### WHAT YOU NEED TO DO:
Reproduce each line exactly. Skip none.

### STORED ROWS:
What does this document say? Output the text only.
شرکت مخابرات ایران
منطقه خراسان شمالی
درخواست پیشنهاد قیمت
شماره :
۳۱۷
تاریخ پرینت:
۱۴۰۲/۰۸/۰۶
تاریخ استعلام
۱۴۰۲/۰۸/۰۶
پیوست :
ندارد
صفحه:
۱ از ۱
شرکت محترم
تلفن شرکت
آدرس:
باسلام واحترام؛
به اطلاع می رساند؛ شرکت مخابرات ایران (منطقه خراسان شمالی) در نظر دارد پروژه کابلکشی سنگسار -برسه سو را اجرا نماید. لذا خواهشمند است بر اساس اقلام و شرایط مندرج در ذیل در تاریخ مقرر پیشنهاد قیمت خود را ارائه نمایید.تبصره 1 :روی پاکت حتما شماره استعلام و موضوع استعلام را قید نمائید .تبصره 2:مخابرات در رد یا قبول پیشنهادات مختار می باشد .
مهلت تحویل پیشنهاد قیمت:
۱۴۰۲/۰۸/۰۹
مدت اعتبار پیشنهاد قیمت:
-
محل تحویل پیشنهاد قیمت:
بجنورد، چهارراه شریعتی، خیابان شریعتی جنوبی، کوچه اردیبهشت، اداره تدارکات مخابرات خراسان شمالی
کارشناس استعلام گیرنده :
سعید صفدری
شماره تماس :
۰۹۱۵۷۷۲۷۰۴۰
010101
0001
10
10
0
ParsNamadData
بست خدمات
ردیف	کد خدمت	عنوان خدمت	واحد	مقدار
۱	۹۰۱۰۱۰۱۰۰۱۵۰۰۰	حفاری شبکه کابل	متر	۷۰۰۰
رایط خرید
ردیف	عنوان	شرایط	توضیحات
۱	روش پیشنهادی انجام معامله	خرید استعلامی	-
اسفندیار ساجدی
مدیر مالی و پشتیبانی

### PROBLEM SOLUTION:
What does this document say? Output the text only.
شرکت مخابرات ایران
منطقه خراسان شمالی
درخواست پیشنهاد قیمت
شماره :
۳۱۷
تاریخ پرینت:
۱۴۰۲/۰۸/۰۶
تاریخ استعلام
۱۴۰۲/۰۸/۰۶
پیوست :
ندارد
صفحه:
۱ از ۱
شرکت محترم
تلفن شرکت
آدرس:
باسلام واحترام؛
به اطلاع می رساند؛ شرکت مخابرات ایران (منطقه خراسان شمالی) در نظر دارد پروژه کابلکشی سنگسار -برسه سو را اجرا نماید. لذا خواهشمند است بر اساس اقلام و شرایط مندرج در ذیل در تاریخ مقرر پیشنهاد قیمت خود را ارائه نمایید.تبصره 1 :روی پاکت حتما شماره استعلام و موضوع استعلام را قید نمائید .تبصره 2:مخابرات در رد یا قبول پیشنهادات مختار می باشد .
مهلت تحویل پیشنهاد قیمت:
۱۴۰۲/۰۸/۰۹
مدت اعتبار پیشنهاد قیمت:
-
محل تحویل پیشنهاد قیمت:
بجنورد، چهارراه شریعتی، خیابان شریعتی جنوبی، کوچه اردیبهشت، اداره تدارکات مخابرات خراسان شمالی
کارشناس استعلام گیرنده :
سعید صفدری
شماره تماس :
۰۹۱۵۷۷۲۷۰۴۰
010101
0001
10
10
0
ParsNamadData
بست خدمات
ردیف	کد خدمت	عنوان خدمت	واحد	مقدار
۱	۹۰۱۰۱۰۱۰۰۱۵۰۰۰	حفاری شبکه کابل	متر	۷۰۰۰
رایط خرید
ردیف	عنوان	شرایط	توضیحات
۱	روش پیشنهادی انجام معامله	خرید استعلامی	-
اسفندیار ساجدی
مدیر مالی و پشتیبانی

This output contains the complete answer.